Repeat the whole listing below, word for word.

(Entries from a dataset)
----------------
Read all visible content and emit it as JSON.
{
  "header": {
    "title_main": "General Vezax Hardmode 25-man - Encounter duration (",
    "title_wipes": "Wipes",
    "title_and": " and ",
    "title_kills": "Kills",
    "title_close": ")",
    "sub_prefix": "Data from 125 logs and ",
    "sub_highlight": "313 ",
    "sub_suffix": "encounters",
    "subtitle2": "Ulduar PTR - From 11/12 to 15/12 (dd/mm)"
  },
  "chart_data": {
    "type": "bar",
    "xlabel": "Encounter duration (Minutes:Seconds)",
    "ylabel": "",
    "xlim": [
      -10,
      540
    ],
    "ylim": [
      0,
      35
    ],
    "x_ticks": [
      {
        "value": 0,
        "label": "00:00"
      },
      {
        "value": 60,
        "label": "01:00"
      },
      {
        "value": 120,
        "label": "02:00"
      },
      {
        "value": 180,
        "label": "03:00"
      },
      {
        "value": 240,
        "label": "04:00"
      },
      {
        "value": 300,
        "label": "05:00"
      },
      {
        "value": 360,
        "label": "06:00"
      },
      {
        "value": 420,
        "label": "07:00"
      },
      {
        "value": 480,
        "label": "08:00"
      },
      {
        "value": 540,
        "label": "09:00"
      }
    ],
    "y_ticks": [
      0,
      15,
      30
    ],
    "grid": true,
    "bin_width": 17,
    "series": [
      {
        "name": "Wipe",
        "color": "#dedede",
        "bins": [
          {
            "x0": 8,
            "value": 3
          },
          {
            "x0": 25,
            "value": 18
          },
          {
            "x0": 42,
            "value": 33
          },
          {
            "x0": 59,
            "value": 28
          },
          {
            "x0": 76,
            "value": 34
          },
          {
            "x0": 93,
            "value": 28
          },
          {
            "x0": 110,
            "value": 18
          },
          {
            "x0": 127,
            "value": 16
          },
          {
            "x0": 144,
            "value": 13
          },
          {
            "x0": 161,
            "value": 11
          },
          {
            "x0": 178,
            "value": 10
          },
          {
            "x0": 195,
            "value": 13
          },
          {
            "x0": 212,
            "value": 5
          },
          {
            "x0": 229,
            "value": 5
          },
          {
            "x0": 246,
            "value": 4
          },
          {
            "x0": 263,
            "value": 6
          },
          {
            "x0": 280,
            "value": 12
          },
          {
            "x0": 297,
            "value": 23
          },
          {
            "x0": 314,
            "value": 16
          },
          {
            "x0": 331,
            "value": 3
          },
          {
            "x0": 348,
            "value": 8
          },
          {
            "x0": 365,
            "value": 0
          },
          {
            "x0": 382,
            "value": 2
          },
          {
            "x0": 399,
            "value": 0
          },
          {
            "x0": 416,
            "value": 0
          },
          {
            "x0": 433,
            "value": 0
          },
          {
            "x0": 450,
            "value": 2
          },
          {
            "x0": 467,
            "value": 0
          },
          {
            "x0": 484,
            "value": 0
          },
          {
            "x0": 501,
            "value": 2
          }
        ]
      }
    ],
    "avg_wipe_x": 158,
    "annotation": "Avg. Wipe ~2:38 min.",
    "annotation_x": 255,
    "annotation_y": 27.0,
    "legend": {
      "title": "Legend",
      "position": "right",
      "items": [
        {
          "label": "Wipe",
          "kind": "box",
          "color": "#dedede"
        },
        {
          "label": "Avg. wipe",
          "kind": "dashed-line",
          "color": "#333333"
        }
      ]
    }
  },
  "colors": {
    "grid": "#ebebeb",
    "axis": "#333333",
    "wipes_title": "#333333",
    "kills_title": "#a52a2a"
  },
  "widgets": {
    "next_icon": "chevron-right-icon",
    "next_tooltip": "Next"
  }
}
----------------
▶ Written answer:
Read all visible content and emit it as JSON.
{
  "header": {
    "title_main": "General Vezax Hardmode 25-man - Encounter duration (",
    "title_wipes": "Wipes",
    "title_and": " and ",
    "title_kills": "Kills",
    "title_close": ")",
    "sub_prefix": "Data from 125 logs and ",
    "sub_highlight": "313 ",
    "sub_suffix": "encounters",
    "subtitle2": "Ulduar PTR - From 11/12 to 15/12 (dd/mm)"
  },
  "chart_data": {
    "type": "bar",
    "xlabel": "Encounter duration (Minutes:Seconds)",
    "ylabel": "",
    "xlim": [
      -10,
      540
    ],
    "ylim": [
      0,
      35
    ],
    "x_ticks": [
      {
        "value": 0,
        "label": "00:00"
      },
      {
        "value": 60,
        "label": "01:00"
      },
      {
        "value": 120,
        "label": "02:00"
      },
      {
        "value": 180,
        "label": "03:00"
      },
      {
        "value": 240,
        "label": "04:00"
      },
      {
        "value": 300,
        "label": "05:00"
      },
      {
        "value": 360,
        "label": "06:00"
      },
      {
        "value": 420,
        "label": "07:00"
      },
      {
        "value": 480,
        "label": "08:00"
      },
      {
        "value": 540,
        "label": "09:00"
      }
    ],
    "y_ticks": [
      0,
      15,
      30
    ],
    "grid": true,
    "bin_width": 17,
    "series": [
      {
        "name": "Wipe",
        "color": "#dedede",
        "bins": [
          {
            "x0": 8,
            "value": 3
          },
          {
            "x0": 25,
            "value": 18
          },
          {
            "x0": 42,
            "value": 33
          },
          {
            "x0": 59,
            "value": 28
          },
          {
            "x0": 76,
            "value": 34
          },
          {
            "x0": 93,
            "value": 28
          },
          {
            "x0": 110,
            "value": 18
          },
          {
            "x0": 127,
            "value": 16
          },
          {
            "x0": 144,
            "value": 13
          },
          {
            "x0": 161,
            "value": 11
          },
          {
            "x0": 178,
            "value": 10
          },
          {
            "x0": 195,
            "value": 13
          },
          {
            "x0": 212,
            "value": 5
          },
          {
            "x0": 229,
            "value": 5
          },
          {
            "x0": 246,
            "value": 4
          },
          {
            "x0": 263,
            "value": 6
          },
          {
            "x0": 280,
            "value": 12
          },
          {
            "x0": 297,
            "value": 23
          },
          {
            "x0": 314,
            "value": 16
          },
          {
            "x0": 331,
            "value": 3
          },
          {
            "x0": 348,
            "value": 8
          },
          {
            "x0": 365,
            "value": 0
          },
          {
            "x0": 382,
            "value": 2
          },
          {
            "x0": 399,
            "value": 0
          },
          {
            "x0": 416,
            "value": 0
          },
          {
            "x0": 433,
            "value": 0
          },
          {
            "x0": 450,
            "value": 2
          },
          {
            "x0": 467,
            "value": 0
          },
          {
            "x0": 484,
            "value": 0
          },
          {
            "x0": 501,
            "value": 2
          }
        ]
      }
    ],
    "avg_wipe_x": 158,
    "annotation": "Avg. Wipe ~2:38 min.",
    "annotation_x": 255,
    "annotation_y": 27.0,
    "legend": {
      "title": "Legend",
      "position": "right",
      "items": [
        {
          "label": "Wipe",
          "kind": "box",
          "color": "#dedede"
        },
        {
          "label": "Avg. wipe",
          "kind": "dashed-line",
          "color": "#333333"
        }
      ]
    }
  },
  "colors": {
    "grid": "#ebebeb",
    "axis": "#333333",
    "wipes_title": "#333333",
    "kills_title": "#a52a2a"
  },
  "widgets": {
    "next_icon": "chevron-right-icon",
    "next_tooltip": "Next"
  }
}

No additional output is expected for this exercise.